GIVEN PROBLEM :: Repeat the material below exactly, with no pictures.

DATA ENTRIES ::
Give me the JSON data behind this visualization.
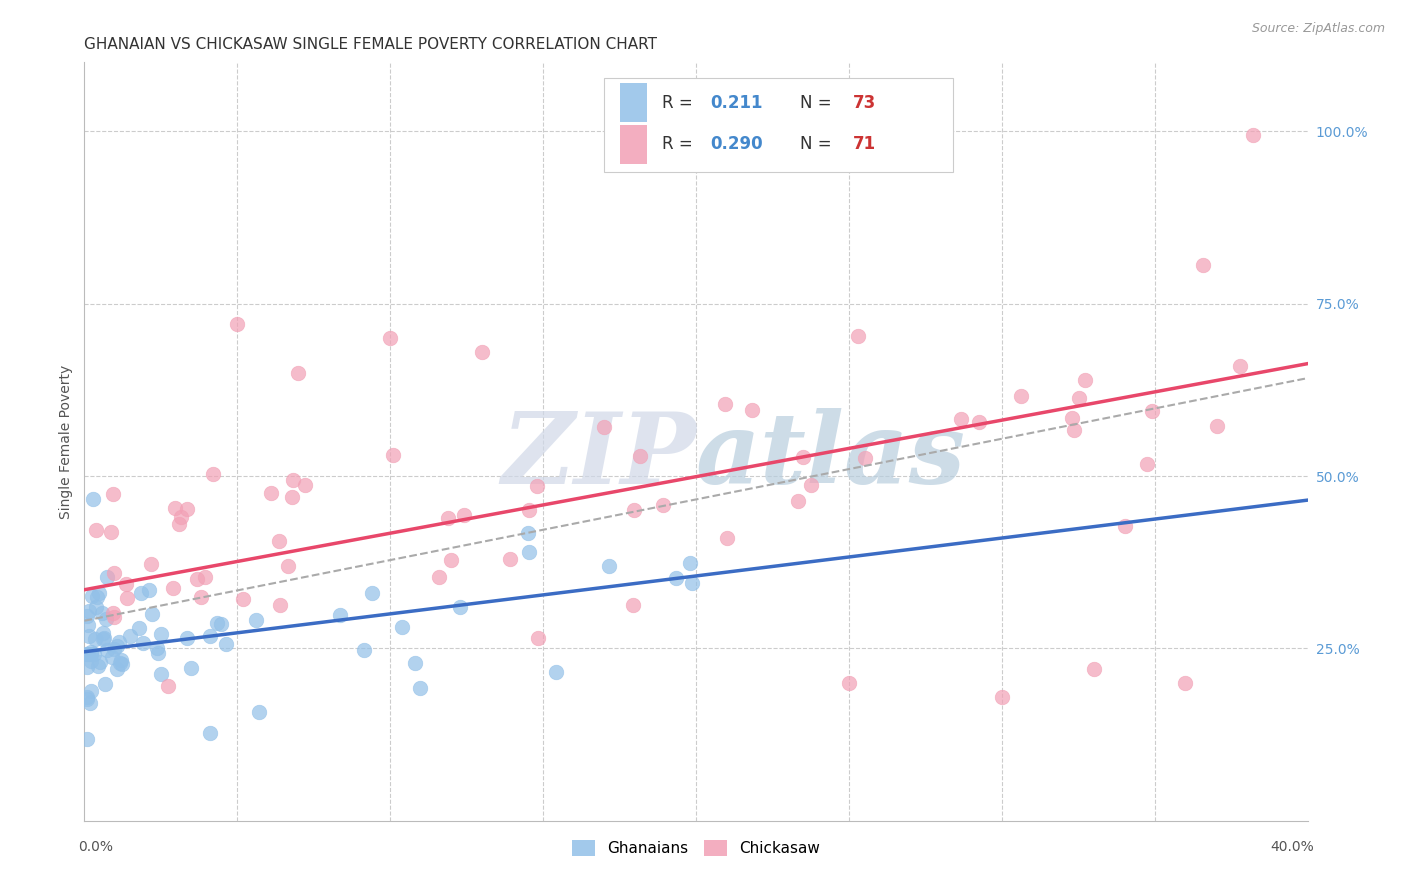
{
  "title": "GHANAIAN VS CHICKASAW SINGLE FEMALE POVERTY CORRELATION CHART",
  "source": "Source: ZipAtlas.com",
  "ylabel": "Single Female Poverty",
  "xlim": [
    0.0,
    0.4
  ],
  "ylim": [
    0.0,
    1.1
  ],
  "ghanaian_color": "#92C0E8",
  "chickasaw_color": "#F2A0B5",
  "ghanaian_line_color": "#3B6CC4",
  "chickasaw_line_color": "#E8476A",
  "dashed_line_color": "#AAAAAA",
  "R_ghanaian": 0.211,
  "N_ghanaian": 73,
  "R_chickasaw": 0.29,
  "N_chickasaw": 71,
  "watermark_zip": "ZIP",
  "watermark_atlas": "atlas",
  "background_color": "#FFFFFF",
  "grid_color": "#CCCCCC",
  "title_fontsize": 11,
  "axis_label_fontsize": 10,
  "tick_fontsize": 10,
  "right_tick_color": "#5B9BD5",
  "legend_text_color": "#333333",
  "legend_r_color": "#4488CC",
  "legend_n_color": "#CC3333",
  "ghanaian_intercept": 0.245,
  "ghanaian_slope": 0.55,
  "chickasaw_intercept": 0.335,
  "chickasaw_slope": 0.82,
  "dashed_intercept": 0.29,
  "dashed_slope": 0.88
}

EXERCISE SOLUTION ::
Give me the JSON data behind this visualization.
{
  "title": "GHANAIAN VS CHICKASAW SINGLE FEMALE POVERTY CORRELATION CHART",
  "source": "Source: ZipAtlas.com",
  "ylabel": "Single Female Poverty",
  "xlim": [
    0.0,
    0.4
  ],
  "ylim": [
    0.0,
    1.1
  ],
  "ghanaian_color": "#92C0E8",
  "chickasaw_color": "#F2A0B5",
  "ghanaian_line_color": "#3B6CC4",
  "chickasaw_line_color": "#E8476A",
  "dashed_line_color": "#AAAAAA",
  "R_ghanaian": 0.211,
  "N_ghanaian": 73,
  "R_chickasaw": 0.29,
  "N_chickasaw": 71,
  "watermark_zip": "ZIP",
  "watermark_atlas": "atlas",
  "background_color": "#FFFFFF",
  "grid_color": "#CCCCCC",
  "title_fontsize": 11,
  "axis_label_fontsize": 10,
  "tick_fontsize": 10,
  "right_tick_color": "#5B9BD5",
  "legend_text_color": "#333333",
  "legend_r_color": "#4488CC",
  "legend_n_color": "#CC3333",
  "ghanaian_intercept": 0.245,
  "ghanaian_slope": 0.55,
  "chickasaw_intercept": 0.335,
  "chickasaw_slope": 0.82,
  "dashed_intercept": 0.29,
  "dashed_slope": 0.88
}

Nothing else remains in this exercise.